Set exercise:
Transcribe every line of the records verbatim.

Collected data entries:
▶
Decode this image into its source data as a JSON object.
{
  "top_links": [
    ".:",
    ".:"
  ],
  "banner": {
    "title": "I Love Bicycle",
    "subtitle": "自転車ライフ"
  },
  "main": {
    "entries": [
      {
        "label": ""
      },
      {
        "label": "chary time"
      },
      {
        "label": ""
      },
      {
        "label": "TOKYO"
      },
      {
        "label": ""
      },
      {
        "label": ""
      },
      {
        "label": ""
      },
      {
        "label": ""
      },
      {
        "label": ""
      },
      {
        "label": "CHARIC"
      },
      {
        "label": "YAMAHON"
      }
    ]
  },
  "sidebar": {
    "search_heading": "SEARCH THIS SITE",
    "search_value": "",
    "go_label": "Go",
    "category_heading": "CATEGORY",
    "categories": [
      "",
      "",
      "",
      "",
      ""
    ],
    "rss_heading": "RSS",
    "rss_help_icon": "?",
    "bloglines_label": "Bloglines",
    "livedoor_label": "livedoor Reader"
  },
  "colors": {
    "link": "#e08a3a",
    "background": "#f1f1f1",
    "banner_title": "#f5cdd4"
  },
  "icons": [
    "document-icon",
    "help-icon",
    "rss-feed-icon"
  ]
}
◀
The answer:
Decode this image into its source data as a JSON object.
{
  "top_links": [
    ".:",
    ".:"
  ],
  "banner": {
    "title": "I Love Bicycle",
    "subtitle": "自転車ライフ"
  },
  "main": {
    "entries": [
      {
        "label": ""
      },
      {
        "label": "chary time"
      },
      {
        "label": ""
      },
      {
        "label": "TOKYO"
      },
      {
        "label": ""
      },
      {
        "label": ""
      },
      {
        "label": ""
      },
      {
        "label": ""
      },
      {
        "label": ""
      },
      {
        "label": "CHARIC"
      },
      {
        "label": "YAMAHON"
      }
    ]
  },
  "sidebar": {
    "search_heading": "SEARCH THIS SITE",
    "search_value": "",
    "go_label": "Go",
    "category_heading": "CATEGORY",
    "categories": [
      "",
      "",
      "",
      "",
      ""
    ],
    "rss_heading": "RSS",
    "rss_help_icon": "?",
    "bloglines_label": "Bloglines",
    "livedoor_label": "livedoor Reader"
  },
  "colors": {
    "link": "#e08a3a",
    "background": "#f1f1f1",
    "banner_title": "#f5cdd4"
  },
  "icons": [
    "document-icon",
    "help-icon",
    "rss-feed-icon"
  ]
}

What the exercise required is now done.